• GIVEN RECORDS:
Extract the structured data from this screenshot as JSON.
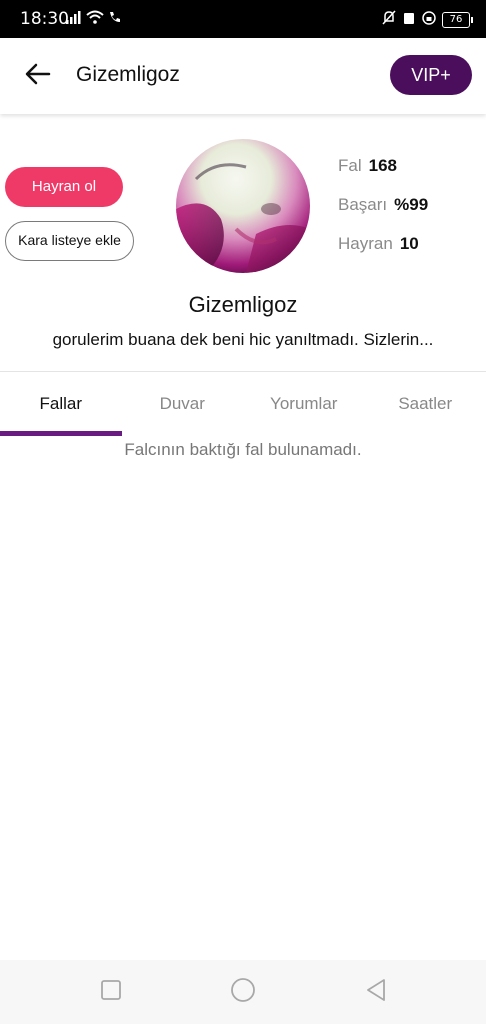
{
  "status_bar": {
    "time": "18:30",
    "battery": "76",
    "icons": [
      "signal-icon",
      "wifi-icon",
      "wifi-call-icon",
      "mute-icon",
      "no-sim-icon",
      "vpn-icon",
      "battery-icon"
    ]
  },
  "app_bar": {
    "title": "Gizemligoz",
    "vip_label": "VIP+",
    "back_icon": "arrow-left-icon"
  },
  "colors": {
    "vip": "#4a0e5c",
    "follow": "#ef3a68",
    "tab_indicator": "#6a1b82"
  },
  "profile": {
    "follow_label": "Hayran ol",
    "blacklist_label": "Kara listeye ekle",
    "username": "Gizemligoz",
    "bio": "gorulerim buana dek beni hic yanıltmadı. Sizlerin...",
    "stats": [
      {
        "label": "Fal",
        "value": "168"
      },
      {
        "label": "Başarı",
        "value": "%99"
      },
      {
        "label": "Hayran",
        "value": "10"
      }
    ]
  },
  "tabs": [
    {
      "label": "Fallar",
      "active": true
    },
    {
      "label": "Duvar",
      "active": false
    },
    {
      "label": "Yorumlar",
      "active": false
    },
    {
      "label": "Saatler",
      "active": false
    }
  ],
  "empty_message": "Falcının baktığı fal bulunamadı.",
  "nav_bar": {
    "icons": [
      "recent-apps-icon",
      "home-icon",
      "back-icon"
    ]
  }
}
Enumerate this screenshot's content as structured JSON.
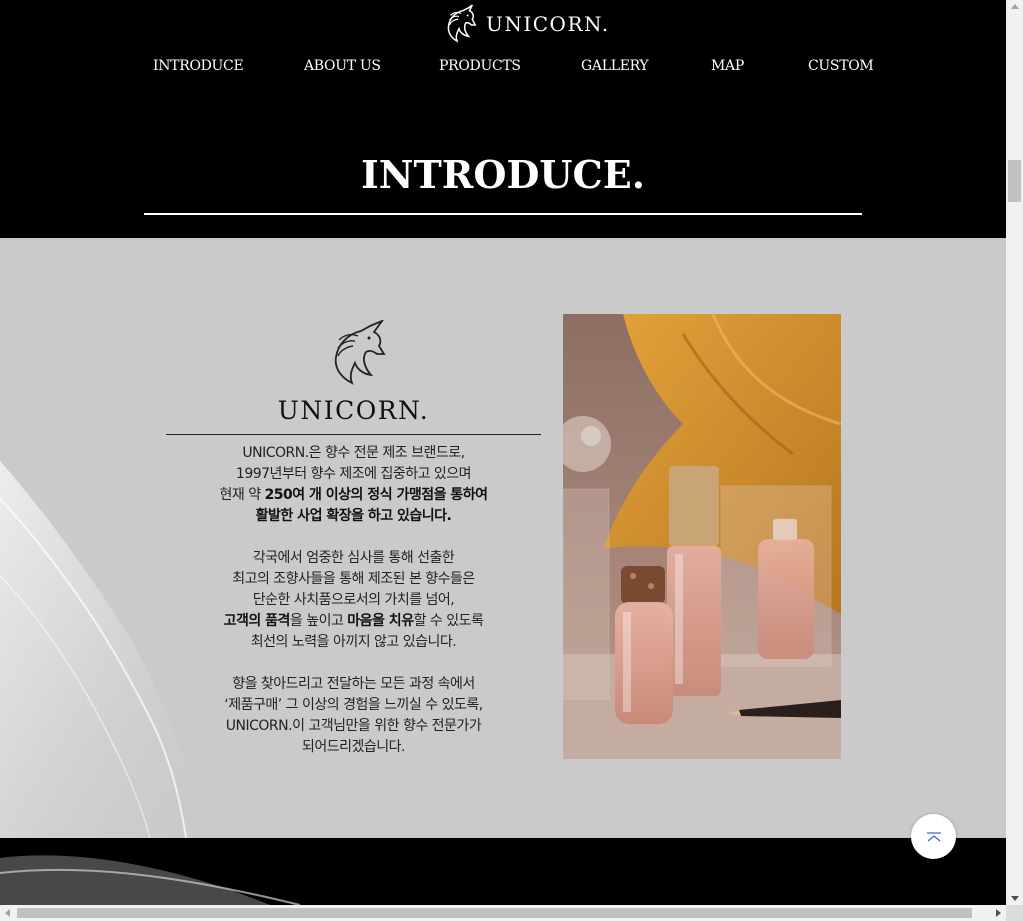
{
  "header": {
    "logo_text": "UNICORN.",
    "logo_icon": "unicorn-head-icon"
  },
  "nav": {
    "items": [
      "INTRODUCE",
      "ABOUT US",
      "PRODUCTS",
      "GALLERY",
      "MAP",
      "CUSTOM"
    ]
  },
  "section": {
    "title": "INTRODUCE."
  },
  "intro": {
    "brand_name": "UNICORN.",
    "p1": {
      "l1": "UNICORN.은 향수 전문 제조 브랜드로,",
      "l2": "1997년부터 향수 제조에 집중하고 있으며",
      "l3_pre": "현재 약 ",
      "l3_bold": "250여 개 이상의 정식 가맹점을 통하여",
      "l4_bold": "활발한 사업 확장을 하고 있습니다."
    },
    "p2": {
      "l1": "각국에서 엄중한 심사를 통해 선출한",
      "l2": "최고의 조향사들을 통해 제조된 본 향수들은",
      "l3": "단순한 사치품으로서의 가치를 넘어,",
      "l4_bold1": "고객의 품격",
      "l4_mid": "을 높이고 ",
      "l4_bold2": "마음을 치유",
      "l4_post": "할 수 있도록",
      "l5": "최선의 노력을 아끼지 않고 있습니다."
    },
    "p3": {
      "l1": "향을 찾아드리고 전달하는 모든 과정 속에서",
      "l2": "‘제품구매’ 그 이상의 경험을 느끼실 수 있도록,",
      "l3": "UNICORN.이 고객님만을 위한 향수 전문가가",
      "l4": "되어드리겠습니다."
    },
    "photo_icon": "perfume-bottles-photo"
  },
  "colors": {
    "header_bg": "#000000",
    "band_bg": "#cacaca",
    "text": "#222222",
    "accent_orange": "#d9952a"
  },
  "controls": {
    "top_button_icon": "scroll-to-top-icon"
  }
}
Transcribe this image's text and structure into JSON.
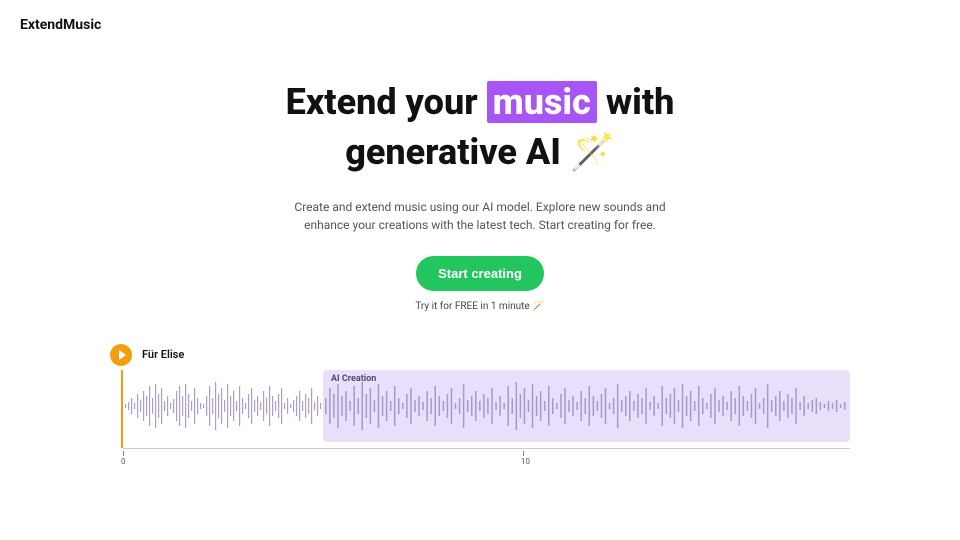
{
  "header": {
    "logo": "ExtendMusic"
  },
  "hero": {
    "title_pre": "Extend your ",
    "title_highlight": "music",
    "title_mid": " with generative AI ",
    "title_emoji": "🪄",
    "subtitle": "Create and extend music using our AI model. Explore new sounds and enhance your creations with the latest tech. Start creating for free.",
    "cta_label": "Start creating",
    "cta_sub": "Try it for FREE in 1 minute 🪄"
  },
  "track": {
    "name": "Für Elise",
    "extension_label": "AI Creation",
    "timeline": {
      "tick0": "0",
      "tick10": "10"
    }
  },
  "colors": {
    "accent_purple": "#a855f7",
    "cta_green": "#22c55e",
    "play_orange": "#f59e0b",
    "wave_bg": "#e9dffb"
  }
}
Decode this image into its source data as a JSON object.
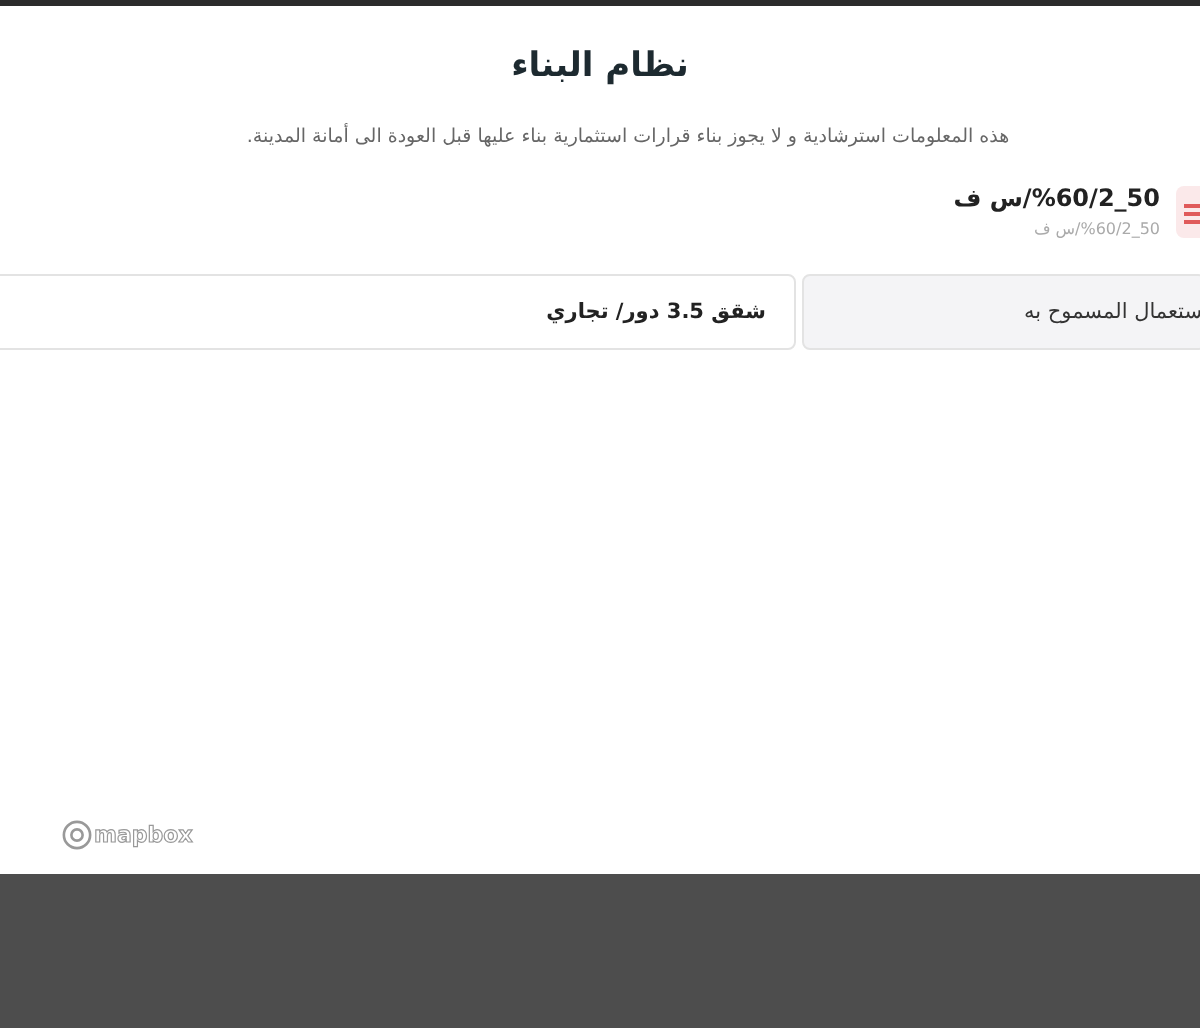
{
  "dialog": {
    "title": "نظام البناء",
    "notice": "هذه المعلومات استرشادية و لا يجوز بناء قرارات استثمارية بناء عليها قبل العودة الى أمانة المدينة.",
    "code": {
      "value": "50_2/%60/س ف",
      "subtitle": "50_2/%60/س ف"
    },
    "fields": [
      {
        "label": "ستعمال المسموح به",
        "value": "شقق 3.5 دور/ تجاري"
      }
    ]
  },
  "map_attribution": "mapbox"
}
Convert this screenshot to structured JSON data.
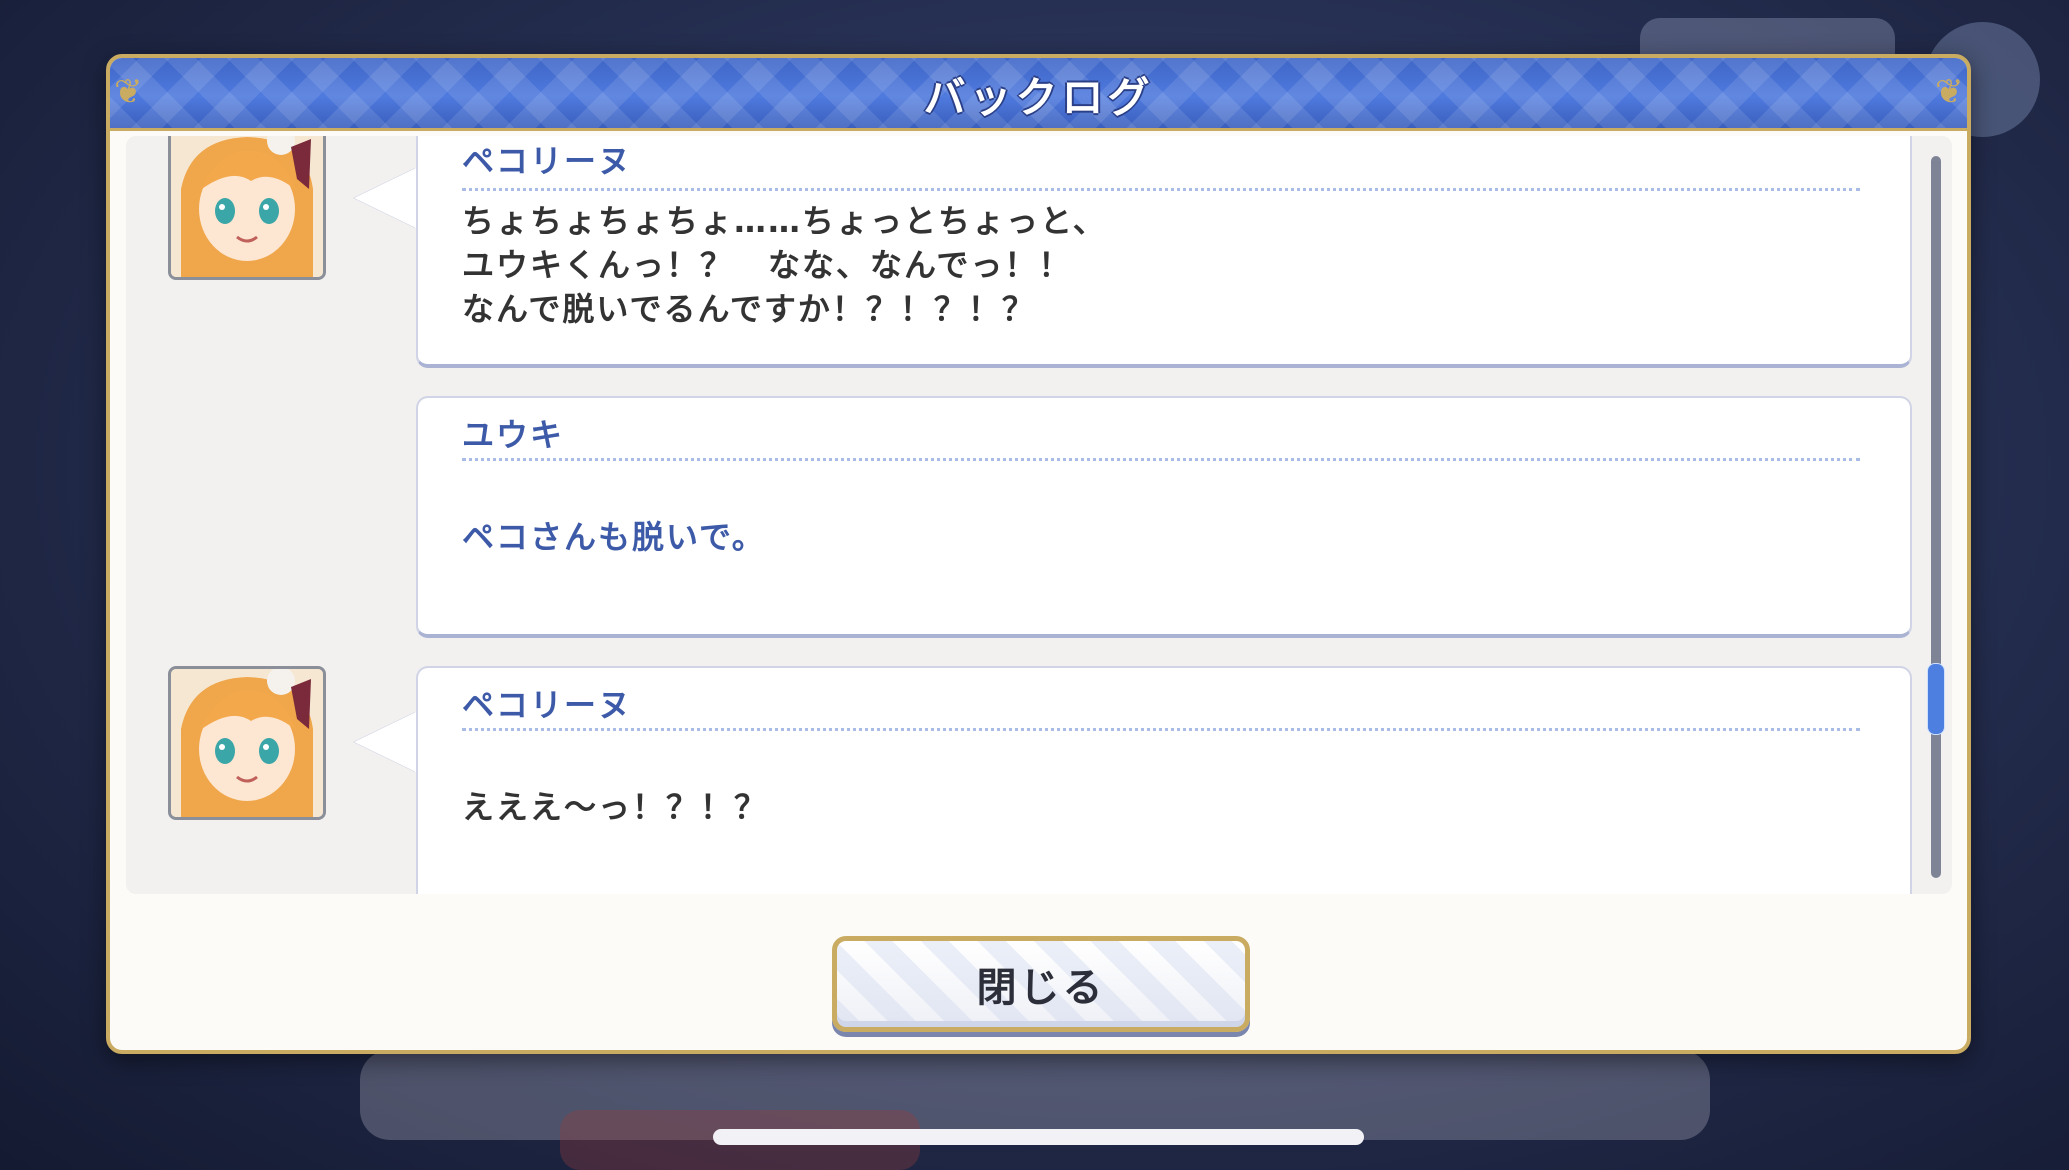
{
  "window": {
    "title": "バックログ"
  },
  "entries": [
    {
      "speaker": "ペコリーヌ",
      "has_avatar": true,
      "lines": [
        "ちょちょちょちょ……ちょっとちょっと、",
        "ユウキくんっ！？　なな、なんでっ！！",
        "なんで脱いでるんですか！？！？！？"
      ]
    },
    {
      "speaker": "ユウキ",
      "has_avatar": false,
      "lines": [
        "ペコさんも脱いで。"
      ]
    },
    {
      "speaker": "ペコリーヌ",
      "has_avatar": true,
      "lines": [
        "えええ～っ！？！？"
      ]
    }
  ],
  "footer": {
    "close_label": "閉じる"
  },
  "scroll": {
    "position_fraction": 0.78
  },
  "colors": {
    "header_blue": "#4f7ade",
    "gold_border": "#c9ab61",
    "speaker_blue": "#3d5aa8"
  },
  "icons": {
    "avatar": "character-portrait",
    "corner": "gold-ornament"
  }
}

• WHAT TO DO:
Drop the images and quote the entries word for word.

• THE COMPLETED TASK:
Extract the structured data from this screenshot as JSON.
{
  "status_bar": {
    "time": "18:30",
    "battery": "76",
    "icons": [
      "signal-icon",
      "wifi-icon",
      "wifi-call-icon",
      "mute-icon",
      "no-sim-icon",
      "vpn-icon",
      "battery-icon"
    ]
  },
  "app_bar": {
    "title": "Gizemligoz",
    "vip_label": "VIP+",
    "back_icon": "arrow-left-icon"
  },
  "colors": {
    "vip": "#4a0e5c",
    "follow": "#ef3a68",
    "tab_indicator": "#6a1b82"
  },
  "profile": {
    "follow_label": "Hayran ol",
    "blacklist_label": "Kara listeye ekle",
    "username": "Gizemligoz",
    "bio": "gorulerim buana dek beni hic yanıltmadı. Sizlerin...",
    "stats": [
      {
        "label": "Fal",
        "value": "168"
      },
      {
        "label": "Başarı",
        "value": "%99"
      },
      {
        "label": "Hayran",
        "value": "10"
      }
    ]
  },
  "tabs": [
    {
      "label": "Fallar",
      "active": true
    },
    {
      "label": "Duvar",
      "active": false
    },
    {
      "label": "Yorumlar",
      "active": false
    },
    {
      "label": "Saatler",
      "active": false
    }
  ],
  "empty_message": "Falcının baktığı fal bulunamadı.",
  "nav_bar": {
    "icons": [
      "recent-apps-icon",
      "home-icon",
      "back-icon"
    ]
  }
}
Enumerate this screenshot's content as structured JSON.
{
  "header": {
    "logo_text": "UNICORN.",
    "logo_icon": "unicorn-head-icon"
  },
  "nav": {
    "items": [
      "INTRODUCE",
      "ABOUT US",
      "PRODUCTS",
      "GALLERY",
      "MAP",
      "CUSTOM"
    ]
  },
  "section": {
    "title": "INTRODUCE."
  },
  "intro": {
    "brand_name": "UNICORN.",
    "p1": {
      "l1": "UNICORN.은 향수 전문 제조 브랜드로,",
      "l2": "1997년부터 향수 제조에 집중하고 있으며",
      "l3_pre": "현재 약 ",
      "l3_bold": "250여 개 이상의 정식 가맹점을 통하여",
      "l4_bold": "활발한 사업 확장을 하고 있습니다."
    },
    "p2": {
      "l1": "각국에서 엄중한 심사를 통해 선출한",
      "l2": "최고의 조향사들을 통해 제조된 본 향수들은",
      "l3": "단순한 사치품으로서의 가치를 넘어,",
      "l4_bold1": "고객의 품격",
      "l4_mid": "을 높이고 ",
      "l4_bold2": "마음을 치유",
      "l4_post": "할 수 있도록",
      "l5": "최선의 노력을 아끼지 않고 있습니다."
    },
    "p3": {
      "l1": "향을 찾아드리고 전달하는 모든 과정 속에서",
      "l2": "‘제품구매’ 그 이상의 경험을 느끼실 수 있도록,",
      "l3": "UNICORN.이 고객님만을 위한 향수 전문가가",
      "l4": "되어드리겠습니다."
    },
    "photo_icon": "perfume-bottles-photo"
  },
  "colors": {
    "header_bg": "#000000",
    "band_bg": "#cacaca",
    "text": "#222222",
    "accent_orange": "#d9952a"
  },
  "controls": {
    "top_button_icon": "scroll-to-top-icon"
  }
}
Transcribe this image's text and structure into JSON.
{
  "header": {
    "logo": "ExtendMusic"
  },
  "hero": {
    "title_pre": "Extend your ",
    "title_highlight": "music",
    "title_mid": " with generative AI ",
    "title_emoji": "🪄",
    "subtitle": "Create and extend music using our AI model. Explore new sounds and enhance your creations with the latest tech. Start creating for free.",
    "cta_label": "Start creating",
    "cta_sub": "Try it for FREE in 1 minute 🪄"
  },
  "track": {
    "name": "Für Elise",
    "extension_label": "AI Creation",
    "timeline": {
      "tick0": "0",
      "tick10": "10"
    }
  },
  "colors": {
    "accent_purple": "#a855f7",
    "cta_green": "#22c55e",
    "play_orange": "#f59e0b",
    "wave_bg": "#e9dffb"
  }
}
Decode this image into its source data as a JSON object.
{
  "dialog": {
    "title": "نظام البناء",
    "notice": "هذه المعلومات استرشادية و لا يجوز بناء قرارات استثمارية بناء عليها قبل العودة الى أمانة المدينة.",
    "code": {
      "value": "50_2/%60/س ف",
      "subtitle": "50_2/%60/س ف"
    },
    "fields": [
      {
        "label": "ستعمال المسموح به",
        "value": "شقق 3.5 دور/ تجاري"
      }
    ]
  },
  "map_attribution": "mapbox"
}
Convert this screenshot to structured JSON data.
{
  "window": {
    "title": "バックログ"
  },
  "entries": [
    {
      "speaker": "ペコリーヌ",
      "has_avatar": true,
      "lines": [
        "ちょちょちょちょ……ちょっとちょっと、",
        "ユウキくんっ！？　なな、なんでっ！！",
        "なんで脱いでるんですか！？！？！？"
      ]
    },
    {
      "speaker": "ユウキ",
      "has_avatar": false,
      "lines": [
        "ペコさんも脱いで。"
      ]
    },
    {
      "speaker": "ペコリーヌ",
      "has_avatar": true,
      "lines": [
        "えええ～っ！？！？"
      ]
    }
  ],
  "footer": {
    "close_label": "閉じる"
  },
  "scroll": {
    "position_fraction": 0.78
  },
  "colors": {
    "header_blue": "#4f7ade",
    "gold_border": "#c9ab61",
    "speaker_blue": "#3d5aa8"
  },
  "icons": {
    "avatar": "character-portrait",
    "corner": "gold-ornament"
  }
}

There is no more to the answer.